▶ _EXERCISE INSTRUCTIONS_: Each entry in the listing below should be restated word for word.

▶ _EXERCISE MATERIALS_:
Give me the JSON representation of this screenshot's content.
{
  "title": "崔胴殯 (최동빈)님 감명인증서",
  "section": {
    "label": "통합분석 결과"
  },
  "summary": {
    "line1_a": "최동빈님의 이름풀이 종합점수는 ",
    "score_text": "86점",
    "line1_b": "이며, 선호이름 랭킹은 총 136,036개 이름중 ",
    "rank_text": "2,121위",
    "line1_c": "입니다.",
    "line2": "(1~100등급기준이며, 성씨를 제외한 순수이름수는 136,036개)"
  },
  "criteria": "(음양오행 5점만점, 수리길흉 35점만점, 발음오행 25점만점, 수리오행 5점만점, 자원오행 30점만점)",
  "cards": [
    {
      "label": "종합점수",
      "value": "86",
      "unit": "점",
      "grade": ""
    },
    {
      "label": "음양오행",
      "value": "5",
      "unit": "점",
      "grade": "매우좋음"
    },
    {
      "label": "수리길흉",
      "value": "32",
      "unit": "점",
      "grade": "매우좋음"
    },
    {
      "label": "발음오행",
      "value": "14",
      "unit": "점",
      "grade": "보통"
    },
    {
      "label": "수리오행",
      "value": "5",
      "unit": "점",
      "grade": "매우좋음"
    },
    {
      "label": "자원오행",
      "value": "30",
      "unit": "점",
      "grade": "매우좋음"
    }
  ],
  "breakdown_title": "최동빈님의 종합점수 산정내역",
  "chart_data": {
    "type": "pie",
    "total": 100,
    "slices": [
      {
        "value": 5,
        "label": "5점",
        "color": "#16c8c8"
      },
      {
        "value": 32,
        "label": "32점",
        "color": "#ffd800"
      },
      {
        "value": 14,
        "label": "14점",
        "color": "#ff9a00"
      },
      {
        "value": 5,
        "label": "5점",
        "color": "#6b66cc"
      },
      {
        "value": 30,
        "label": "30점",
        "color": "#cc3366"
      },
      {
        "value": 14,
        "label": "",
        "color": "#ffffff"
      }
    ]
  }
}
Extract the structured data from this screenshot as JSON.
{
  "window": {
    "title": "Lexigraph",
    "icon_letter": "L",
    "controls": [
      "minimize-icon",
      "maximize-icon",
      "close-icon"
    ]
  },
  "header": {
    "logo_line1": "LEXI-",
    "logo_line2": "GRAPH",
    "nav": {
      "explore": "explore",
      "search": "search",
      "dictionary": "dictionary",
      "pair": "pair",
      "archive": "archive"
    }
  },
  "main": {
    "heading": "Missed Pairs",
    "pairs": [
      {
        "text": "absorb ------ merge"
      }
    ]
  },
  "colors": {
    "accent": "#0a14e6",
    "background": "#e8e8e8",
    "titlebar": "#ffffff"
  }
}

▶ _FULL OUTPUT_:
Give me the JSON representation of this screenshot's content.
{
  "title": "崔胴殯 (최동빈)님 감명인증서",
  "section": {
    "label": "통합분석 결과"
  },
  "summary": {
    "line1_a": "최동빈님의 이름풀이 종합점수는 ",
    "score_text": "86점",
    "line1_b": "이며, 선호이름 랭킹은 총 136,036개 이름중 ",
    "rank_text": "2,121위",
    "line1_c": "입니다.",
    "line2": "(1~100등급기준이며, 성씨를 제외한 순수이름수는 136,036개)"
  },
  "criteria": "(음양오행 5점만점, 수리길흉 35점만점, 발음오행 25점만점, 수리오행 5점만점, 자원오행 30점만점)",
  "cards": [
    {
      "label": "종합점수",
      "value": "86",
      "unit": "점",
      "grade": ""
    },
    {
      "label": "음양오행",
      "value": "5",
      "unit": "점",
      "grade": "매우좋음"
    },
    {
      "label": "수리길흉",
      "value": "32",
      "unit": "점",
      "grade": "매우좋음"
    },
    {
      "label": "발음오행",
      "value": "14",
      "unit": "점",
      "grade": "보통"
    },
    {
      "label": "수리오행",
      "value": "5",
      "unit": "점",
      "grade": "매우좋음"
    },
    {
      "label": "자원오행",
      "value": "30",
      "unit": "점",
      "grade": "매우좋음"
    }
  ],
  "breakdown_title": "최동빈님의 종합점수 산정내역",
  "chart_data": {
    "type": "pie",
    "total": 100,
    "slices": [
      {
        "value": 5,
        "label": "5점",
        "color": "#16c8c8"
      },
      {
        "value": 32,
        "label": "32점",
        "color": "#ffd800"
      },
      {
        "value": 14,
        "label": "14점",
        "color": "#ff9a00"
      },
      {
        "value": 5,
        "label": "5점",
        "color": "#6b66cc"
      },
      {
        "value": 30,
        "label": "30점",
        "color": "#cc3366"
      },
      {
        "value": 14,
        "label": "",
        "color": "#ffffff"
      }
    ]
  }
}
Extract the structured data from this screenshot as JSON.
{
  "window": {
    "title": "Lexigraph",
    "icon_letter": "L",
    "controls": [
      "minimize-icon",
      "maximize-icon",
      "close-icon"
    ]
  },
  "header": {
    "logo_line1": "LEXI-",
    "logo_line2": "GRAPH",
    "nav": {
      "explore": "explore",
      "search": "search",
      "dictionary": "dictionary",
      "pair": "pair",
      "archive": "archive"
    }
  },
  "main": {
    "heading": "Missed Pairs",
    "pairs": [
      {
        "text": "absorb ------ merge"
      }
    ]
  },
  "colors": {
    "accent": "#0a14e6",
    "background": "#e8e8e8",
    "titlebar": "#ffffff"
  }
}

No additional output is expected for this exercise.